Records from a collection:
↓

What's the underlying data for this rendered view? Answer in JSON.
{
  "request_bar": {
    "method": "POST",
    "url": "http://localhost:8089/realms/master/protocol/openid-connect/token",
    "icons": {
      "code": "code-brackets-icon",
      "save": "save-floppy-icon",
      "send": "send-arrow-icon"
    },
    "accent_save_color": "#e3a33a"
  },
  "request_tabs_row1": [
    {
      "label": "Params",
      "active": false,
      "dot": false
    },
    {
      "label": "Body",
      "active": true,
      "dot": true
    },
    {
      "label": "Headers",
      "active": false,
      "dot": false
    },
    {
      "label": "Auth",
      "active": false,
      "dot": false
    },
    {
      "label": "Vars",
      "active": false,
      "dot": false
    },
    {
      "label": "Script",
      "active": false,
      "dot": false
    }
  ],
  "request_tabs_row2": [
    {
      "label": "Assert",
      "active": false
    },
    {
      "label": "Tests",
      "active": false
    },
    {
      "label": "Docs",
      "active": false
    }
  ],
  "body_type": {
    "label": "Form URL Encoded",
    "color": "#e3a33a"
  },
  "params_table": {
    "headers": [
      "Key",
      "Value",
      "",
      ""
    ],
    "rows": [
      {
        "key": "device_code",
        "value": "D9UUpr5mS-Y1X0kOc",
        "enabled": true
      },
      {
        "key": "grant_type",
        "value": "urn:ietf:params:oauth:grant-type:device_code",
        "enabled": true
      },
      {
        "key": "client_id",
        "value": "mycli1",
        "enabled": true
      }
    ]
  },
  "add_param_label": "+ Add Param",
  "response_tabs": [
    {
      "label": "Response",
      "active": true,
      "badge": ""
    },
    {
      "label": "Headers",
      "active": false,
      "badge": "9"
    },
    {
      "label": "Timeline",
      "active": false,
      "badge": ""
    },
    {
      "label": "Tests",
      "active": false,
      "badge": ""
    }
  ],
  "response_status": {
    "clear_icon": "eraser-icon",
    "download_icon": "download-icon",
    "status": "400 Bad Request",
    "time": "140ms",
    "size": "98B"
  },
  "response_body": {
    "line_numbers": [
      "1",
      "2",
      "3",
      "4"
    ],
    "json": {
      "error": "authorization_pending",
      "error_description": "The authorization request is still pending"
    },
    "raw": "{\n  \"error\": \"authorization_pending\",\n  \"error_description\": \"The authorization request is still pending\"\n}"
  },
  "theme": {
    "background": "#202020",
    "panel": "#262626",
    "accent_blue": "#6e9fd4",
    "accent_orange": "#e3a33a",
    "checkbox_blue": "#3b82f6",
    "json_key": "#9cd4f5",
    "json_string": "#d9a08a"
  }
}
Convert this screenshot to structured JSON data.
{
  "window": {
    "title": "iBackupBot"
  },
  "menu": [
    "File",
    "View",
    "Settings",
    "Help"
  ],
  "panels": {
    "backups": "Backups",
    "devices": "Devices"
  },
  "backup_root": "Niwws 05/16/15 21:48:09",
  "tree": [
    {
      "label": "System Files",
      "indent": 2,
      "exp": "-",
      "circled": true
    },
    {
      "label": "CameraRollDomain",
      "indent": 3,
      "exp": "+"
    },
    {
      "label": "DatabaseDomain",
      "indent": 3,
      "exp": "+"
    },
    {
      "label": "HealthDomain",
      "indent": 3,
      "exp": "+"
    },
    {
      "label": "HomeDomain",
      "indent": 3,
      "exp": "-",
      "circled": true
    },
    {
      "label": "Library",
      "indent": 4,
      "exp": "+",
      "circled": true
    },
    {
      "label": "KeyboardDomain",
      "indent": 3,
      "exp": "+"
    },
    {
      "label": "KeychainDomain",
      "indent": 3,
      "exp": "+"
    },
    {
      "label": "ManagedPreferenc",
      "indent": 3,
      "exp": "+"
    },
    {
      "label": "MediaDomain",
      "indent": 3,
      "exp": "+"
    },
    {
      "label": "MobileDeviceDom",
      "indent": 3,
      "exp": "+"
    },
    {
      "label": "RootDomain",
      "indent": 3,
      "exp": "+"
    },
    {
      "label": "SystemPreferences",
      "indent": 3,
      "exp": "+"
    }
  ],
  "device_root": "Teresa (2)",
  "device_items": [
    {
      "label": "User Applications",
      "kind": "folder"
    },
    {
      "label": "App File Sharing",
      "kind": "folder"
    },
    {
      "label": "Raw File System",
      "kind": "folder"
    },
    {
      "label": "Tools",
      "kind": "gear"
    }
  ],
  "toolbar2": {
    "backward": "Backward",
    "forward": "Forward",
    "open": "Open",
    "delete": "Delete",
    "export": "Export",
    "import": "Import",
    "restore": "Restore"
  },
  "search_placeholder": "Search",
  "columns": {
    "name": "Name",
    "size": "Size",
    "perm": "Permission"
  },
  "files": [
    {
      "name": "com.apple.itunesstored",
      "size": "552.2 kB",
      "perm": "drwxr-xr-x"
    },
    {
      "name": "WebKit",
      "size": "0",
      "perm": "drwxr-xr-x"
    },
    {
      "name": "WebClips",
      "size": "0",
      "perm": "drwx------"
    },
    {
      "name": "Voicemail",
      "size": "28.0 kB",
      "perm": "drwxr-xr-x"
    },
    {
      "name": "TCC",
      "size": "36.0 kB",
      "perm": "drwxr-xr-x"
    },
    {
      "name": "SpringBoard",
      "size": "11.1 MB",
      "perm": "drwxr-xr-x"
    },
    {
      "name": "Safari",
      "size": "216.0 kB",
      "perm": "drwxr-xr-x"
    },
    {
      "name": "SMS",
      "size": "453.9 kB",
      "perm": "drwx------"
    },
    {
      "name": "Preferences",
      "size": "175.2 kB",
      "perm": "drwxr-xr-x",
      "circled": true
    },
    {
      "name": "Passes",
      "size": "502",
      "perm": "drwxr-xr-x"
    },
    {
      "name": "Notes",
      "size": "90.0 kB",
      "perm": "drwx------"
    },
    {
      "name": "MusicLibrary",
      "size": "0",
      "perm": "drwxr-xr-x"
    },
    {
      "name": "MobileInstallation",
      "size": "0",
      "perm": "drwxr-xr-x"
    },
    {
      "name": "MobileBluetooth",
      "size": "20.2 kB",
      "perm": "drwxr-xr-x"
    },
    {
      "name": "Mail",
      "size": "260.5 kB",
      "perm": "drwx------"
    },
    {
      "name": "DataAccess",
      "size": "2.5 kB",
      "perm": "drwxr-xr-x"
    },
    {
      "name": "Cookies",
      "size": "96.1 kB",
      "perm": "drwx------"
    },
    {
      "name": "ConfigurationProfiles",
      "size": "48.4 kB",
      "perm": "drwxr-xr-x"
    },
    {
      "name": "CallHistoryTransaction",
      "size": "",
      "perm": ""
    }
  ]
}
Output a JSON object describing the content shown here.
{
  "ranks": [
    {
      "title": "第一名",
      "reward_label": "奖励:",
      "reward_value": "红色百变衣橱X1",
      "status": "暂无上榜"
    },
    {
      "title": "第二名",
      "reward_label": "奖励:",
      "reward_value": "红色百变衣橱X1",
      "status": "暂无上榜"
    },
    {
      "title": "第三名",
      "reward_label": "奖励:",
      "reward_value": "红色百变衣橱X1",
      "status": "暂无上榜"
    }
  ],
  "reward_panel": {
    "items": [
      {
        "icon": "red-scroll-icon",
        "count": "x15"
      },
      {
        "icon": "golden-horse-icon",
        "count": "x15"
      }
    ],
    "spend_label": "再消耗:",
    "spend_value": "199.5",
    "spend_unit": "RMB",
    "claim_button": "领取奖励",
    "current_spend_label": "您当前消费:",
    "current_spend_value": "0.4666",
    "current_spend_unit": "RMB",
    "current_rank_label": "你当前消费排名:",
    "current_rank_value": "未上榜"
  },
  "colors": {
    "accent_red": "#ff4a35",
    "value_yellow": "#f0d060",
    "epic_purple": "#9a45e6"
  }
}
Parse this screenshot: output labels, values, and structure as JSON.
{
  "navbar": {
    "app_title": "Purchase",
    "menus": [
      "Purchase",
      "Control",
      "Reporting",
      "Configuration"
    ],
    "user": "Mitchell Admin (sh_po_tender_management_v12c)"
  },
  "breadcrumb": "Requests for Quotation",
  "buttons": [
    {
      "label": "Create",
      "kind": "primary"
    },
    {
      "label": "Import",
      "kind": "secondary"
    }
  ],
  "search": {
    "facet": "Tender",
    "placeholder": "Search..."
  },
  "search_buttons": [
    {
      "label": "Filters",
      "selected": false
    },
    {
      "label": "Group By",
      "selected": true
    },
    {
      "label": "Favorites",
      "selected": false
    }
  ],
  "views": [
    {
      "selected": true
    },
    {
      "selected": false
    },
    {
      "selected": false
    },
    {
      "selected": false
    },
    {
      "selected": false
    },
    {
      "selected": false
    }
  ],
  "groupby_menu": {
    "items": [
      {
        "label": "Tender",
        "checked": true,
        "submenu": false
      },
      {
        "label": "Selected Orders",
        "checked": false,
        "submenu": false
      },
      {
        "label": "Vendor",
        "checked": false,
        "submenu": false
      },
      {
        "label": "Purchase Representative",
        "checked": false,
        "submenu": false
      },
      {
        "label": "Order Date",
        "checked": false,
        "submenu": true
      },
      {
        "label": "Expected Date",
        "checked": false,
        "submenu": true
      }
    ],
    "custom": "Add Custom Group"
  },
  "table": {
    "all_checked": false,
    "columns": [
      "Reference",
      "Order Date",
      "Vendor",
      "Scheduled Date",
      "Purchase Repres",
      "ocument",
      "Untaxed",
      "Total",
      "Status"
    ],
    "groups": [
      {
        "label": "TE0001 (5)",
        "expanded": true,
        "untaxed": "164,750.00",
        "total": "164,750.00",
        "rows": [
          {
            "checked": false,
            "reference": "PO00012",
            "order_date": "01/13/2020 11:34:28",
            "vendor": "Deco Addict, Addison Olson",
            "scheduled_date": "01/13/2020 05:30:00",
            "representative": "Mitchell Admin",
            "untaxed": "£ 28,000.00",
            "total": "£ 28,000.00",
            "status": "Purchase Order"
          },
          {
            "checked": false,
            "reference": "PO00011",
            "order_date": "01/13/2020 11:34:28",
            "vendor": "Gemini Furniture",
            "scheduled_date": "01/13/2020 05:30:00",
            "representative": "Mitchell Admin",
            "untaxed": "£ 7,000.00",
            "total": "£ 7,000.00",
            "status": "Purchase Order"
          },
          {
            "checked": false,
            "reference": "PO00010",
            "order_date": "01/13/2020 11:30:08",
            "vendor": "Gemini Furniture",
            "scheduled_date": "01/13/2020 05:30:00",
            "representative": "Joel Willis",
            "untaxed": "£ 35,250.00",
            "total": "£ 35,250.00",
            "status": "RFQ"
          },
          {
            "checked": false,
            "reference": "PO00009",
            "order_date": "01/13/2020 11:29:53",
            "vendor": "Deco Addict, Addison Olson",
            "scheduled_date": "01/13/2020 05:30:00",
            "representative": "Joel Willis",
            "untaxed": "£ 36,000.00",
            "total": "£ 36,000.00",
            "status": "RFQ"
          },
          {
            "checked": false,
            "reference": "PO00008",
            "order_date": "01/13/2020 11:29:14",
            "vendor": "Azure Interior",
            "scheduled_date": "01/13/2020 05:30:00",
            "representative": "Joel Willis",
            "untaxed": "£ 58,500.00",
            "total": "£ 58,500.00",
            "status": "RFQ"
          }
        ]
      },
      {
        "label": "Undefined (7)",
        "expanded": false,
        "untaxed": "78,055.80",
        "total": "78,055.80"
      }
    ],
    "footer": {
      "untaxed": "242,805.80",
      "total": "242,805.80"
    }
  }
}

↑

■ WHAT YOU HAVE TO DO
Find the number of lines in which the word "still" occurs, and write nothing but that number.

■ OUTPUT OF THE EXERCISE
2